Gather all lines in the entries below that include the word "title".

#### Data records

Begin

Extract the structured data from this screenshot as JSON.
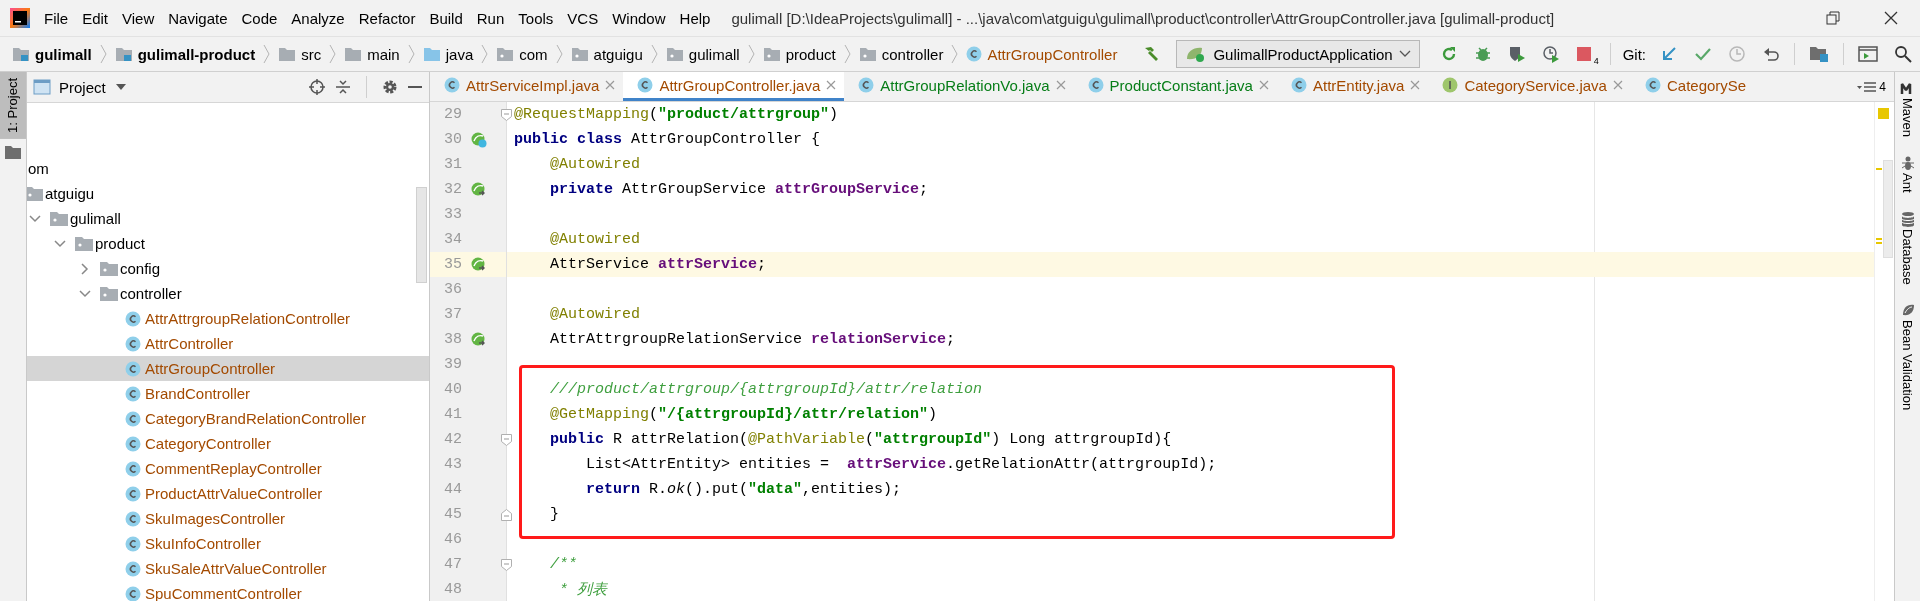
{
  "menu_bar": {
    "items": [
      "File",
      "Edit",
      "View",
      "Navigate",
      "Code",
      "Analyze",
      "Refactor",
      "Build",
      "Run",
      "Tools",
      "VCS",
      "Window",
      "Help"
    ]
  },
  "window": {
    "title": "gulimall [D:\\IdeaProjects\\gulimall] - ...\\java\\com\\atguigu\\gulimall\\product\\controller\\AttrGroupController.java [gulimall-product]"
  },
  "nav_bar": {
    "breadcrumbs": [
      {
        "label": "gulimall",
        "kind": "module"
      },
      {
        "label": "gulimall-product",
        "kind": "module"
      },
      {
        "label": "src",
        "kind": "folder"
      },
      {
        "label": "main",
        "kind": "folder"
      },
      {
        "label": "java",
        "kind": "source"
      },
      {
        "label": "com",
        "kind": "package"
      },
      {
        "label": "atguigu",
        "kind": "package"
      },
      {
        "label": "gulimall",
        "kind": "package"
      },
      {
        "label": "product",
        "kind": "package"
      },
      {
        "label": "controller",
        "kind": "package"
      },
      {
        "label": "AttrGroupController",
        "kind": "class"
      }
    ],
    "run_config": "GulimallProductApplication",
    "stop_badge": "4",
    "git_label": "Git:"
  },
  "left_stripe": {
    "tabs": [
      {
        "label": "1: Project",
        "selected": true
      }
    ]
  },
  "project_panel": {
    "title": "Project",
    "tree": [
      {
        "label": "om",
        "selected": false,
        "children": [
          {
            "label": "atguigu",
            "kind": "folder",
            "selected": false,
            "children": [
              {
                "label": "gulimall",
                "kind": "folder",
                "expanded": true,
                "selected": false,
                "children": [
                  {
                    "label": "product",
                    "kind": "folder",
                    "expanded": true,
                    "selected": false,
                    "children": [
                      {
                        "label": "config",
                        "kind": "folder",
                        "expanded": false,
                        "selected": false
                      },
                      {
                        "label": "controller",
                        "kind": "folder",
                        "expanded": true,
                        "selected": false,
                        "children": [
                          {
                            "label": "AttrAttrgroupRelationController",
                            "kind": "class",
                            "color": "#a34a00",
                            "selected": false
                          },
                          {
                            "label": "AttrController",
                            "kind": "class",
                            "color": "#a34a00",
                            "selected": false
                          },
                          {
                            "label": "AttrGroupController",
                            "kind": "class",
                            "color": "#a34a00",
                            "selected": true
                          },
                          {
                            "label": "BrandController",
                            "kind": "class",
                            "color": "#a34a00",
                            "selected": false
                          },
                          {
                            "label": "CategoryBrandRelationController",
                            "kind": "class",
                            "color": "#a34a00",
                            "selected": false
                          },
                          {
                            "label": "CategoryController",
                            "kind": "class",
                            "color": "#a34a00",
                            "selected": false
                          },
                          {
                            "label": "CommentReplayController",
                            "kind": "class",
                            "color": "#a34a00",
                            "selected": false
                          },
                          {
                            "label": "ProductAttrValueController",
                            "kind": "class",
                            "color": "#a34a00",
                            "selected": false
                          },
                          {
                            "label": "SkuImagesController",
                            "kind": "class",
                            "color": "#a34a00",
                            "selected": false
                          },
                          {
                            "label": "SkuInfoController",
                            "kind": "class",
                            "color": "#a34a00",
                            "selected": false
                          },
                          {
                            "label": "SkuSaleAttrValueController",
                            "kind": "class",
                            "color": "#a34a00",
                            "selected": false
                          },
                          {
                            "label": "SpuCommentController",
                            "kind": "class",
                            "color": "#a34a00",
                            "selected": false
                          }
                        ]
                      }
                    ]
                  }
                ]
              }
            ]
          }
        ]
      }
    ]
  },
  "editor": {
    "tabs": [
      {
        "label": "AttrServiceImpl.java",
        "kind": "class",
        "color": "#a34a00",
        "selected": false,
        "closable": true
      },
      {
        "label": "AttrGroupController.java",
        "kind": "class",
        "color": "#a34a00",
        "selected": true,
        "closable": true
      },
      {
        "label": "AttrGroupRelationVo.java",
        "kind": "class",
        "color": "#067d17",
        "selected": false,
        "closable": true
      },
      {
        "label": "ProductConstant.java",
        "kind": "class",
        "color": "#067d17",
        "selected": false,
        "closable": true
      },
      {
        "label": "AttrEntity.java",
        "kind": "class",
        "color": "#a34a00",
        "selected": false,
        "closable": true
      },
      {
        "label": "CategoryService.java",
        "kind": "interface",
        "color": "#a34a00",
        "selected": false,
        "closable": true
      },
      {
        "label": "CategorySe",
        "kind": "class",
        "color": "#a34a00",
        "selected": false,
        "closable": false
      }
    ],
    "hidden_tabs": "4",
    "lines": [
      {
        "number": "29",
        "kind": "fold-start",
        "current": false,
        "boxed": false,
        "tokens": [
          {
            "text": "@RequestMapping",
            "kind": "annotation"
          },
          {
            "text": "(",
            "kind": "plain"
          },
          {
            "text": "\"product/attrgroup\"",
            "kind": "string"
          },
          {
            "text": ")",
            "kind": "plain"
          }
        ]
      },
      {
        "number": "30",
        "kind": "class-bean",
        "current": false,
        "boxed": false,
        "tokens": [
          {
            "text": "public class ",
            "kind": "keyword"
          },
          {
            "text": "AttrGroupController {",
            "kind": "plain"
          }
        ]
      },
      {
        "number": "31",
        "kind": "plain",
        "current": false,
        "boxed": false,
        "tokens": [
          {
            "text": "    @Autowired",
            "kind": "annotation"
          }
        ]
      },
      {
        "number": "32",
        "kind": "injected",
        "current": false,
        "boxed": false,
        "tokens": [
          {
            "text": "    private ",
            "kind": "keyword"
          },
          {
            "text": "AttrGroupService ",
            "kind": "plain"
          },
          {
            "text": "attrGroupService",
            "kind": "field"
          },
          {
            "text": ";",
            "kind": "plain"
          }
        ]
      },
      {
        "number": "33",
        "kind": "plain",
        "current": false,
        "boxed": false
      },
      {
        "number": "34",
        "kind": "plain",
        "current": false,
        "boxed": false,
        "tokens": [
          {
            "text": "    @Autowired",
            "kind": "annotation"
          }
        ]
      },
      {
        "number": "35",
        "kind": "injected",
        "current": true,
        "boxed": false,
        "tokens": [
          {
            "text": "    AttrService ",
            "kind": "plain"
          },
          {
            "text": "attrService",
            "kind": "field"
          },
          {
            "text": ";",
            "kind": "plain"
          }
        ]
      },
      {
        "number": "36",
        "kind": "plain",
        "current": false,
        "boxed": false
      },
      {
        "number": "37",
        "kind": "plain",
        "current": false,
        "boxed": false,
        "tokens": [
          {
            "text": "    @Autowired",
            "kind": "annotation"
          }
        ]
      },
      {
        "number": "38",
        "kind": "injected",
        "current": false,
        "boxed": false,
        "tokens": [
          {
            "text": "    AttrAttrgroupRelationService ",
            "kind": "plain"
          },
          {
            "text": "relationService",
            "kind": "field"
          },
          {
            "text": ";",
            "kind": "plain"
          }
        ]
      },
      {
        "number": "39",
        "kind": "plain",
        "current": false,
        "boxed": false
      },
      {
        "number": "40",
        "kind": "plain",
        "current": false,
        "boxed": true,
        "tokens": [
          {
            "text": "    ///product/attrgroup/{attrgroupId}/attr/relation",
            "kind": "comment"
          }
        ]
      },
      {
        "number": "41",
        "kind": "plain",
        "current": false,
        "boxed": true,
        "tokens": [
          {
            "text": "    @GetMapping",
            "kind": "annotation"
          },
          {
            "text": "(",
            "kind": "plain"
          },
          {
            "text": "\"/{attrgroupId}/attr/relation\"",
            "kind": "string"
          },
          {
            "text": ")",
            "kind": "plain"
          }
        ]
      },
      {
        "number": "42",
        "kind": "fold-start",
        "current": false,
        "boxed": true,
        "tokens": [
          {
            "text": "    public ",
            "kind": "keyword"
          },
          {
            "text": "R attrRelation(",
            "kind": "plain"
          },
          {
            "text": "@PathVariable",
            "kind": "annotation"
          },
          {
            "text": "(",
            "kind": "plain"
          },
          {
            "text": "\"attrgroupId\"",
            "kind": "string"
          },
          {
            "text": ") Long attrgroupId){",
            "kind": "plain"
          }
        ]
      },
      {
        "number": "43",
        "kind": "plain",
        "current": false,
        "boxed": true,
        "tokens": [
          {
            "text": "        List<AttrEntity> entities =  ",
            "kind": "plain"
          },
          {
            "text": "attrService",
            "kind": "field"
          },
          {
            "text": ".getRelationAttr(attrgroupId);",
            "kind": "plain"
          }
        ]
      },
      {
        "number": "44",
        "kind": "plain",
        "current": false,
        "boxed": true,
        "tokens": [
          {
            "text": "        return ",
            "kind": "keyword"
          },
          {
            "text": "R.",
            "kind": "plain"
          },
          {
            "text": "ok",
            "kind": "static"
          },
          {
            "text": "().put(",
            "kind": "plain"
          },
          {
            "text": "\"data\"",
            "kind": "string"
          },
          {
            "text": ",entities);",
            "kind": "plain"
          }
        ]
      },
      {
        "number": "45",
        "kind": "fold-end",
        "current": false,
        "boxed": true,
        "tokens": [
          {
            "text": "    }",
            "kind": "plain"
          }
        ]
      },
      {
        "number": "46",
        "kind": "plain",
        "current": false,
        "boxed": false
      },
      {
        "number": "47",
        "kind": "fold-start",
        "current": false,
        "boxed": false,
        "tokens": [
          {
            "text": "    /**",
            "kind": "doc"
          }
        ]
      },
      {
        "number": "48",
        "kind": "plain",
        "current": false,
        "boxed": false,
        "tokens": [
          {
            "text": "     * 列表",
            "kind": "doc"
          }
        ]
      }
    ]
  },
  "right_stripe": {
    "tabs": [
      {
        "label": "Maven"
      },
      {
        "label": "Ant"
      },
      {
        "label": "Database"
      },
      {
        "label": "Bean Validation"
      }
    ]
  }
}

End

#### Result of the exercise
    "title": "gulimall [D:\\IdeaProjects\\gulimall] - ...\\java\\com\\atguigu\\gulimall\\product\\controller\\AttrGroupController.java [gulimall-product]"
    "title": "Project",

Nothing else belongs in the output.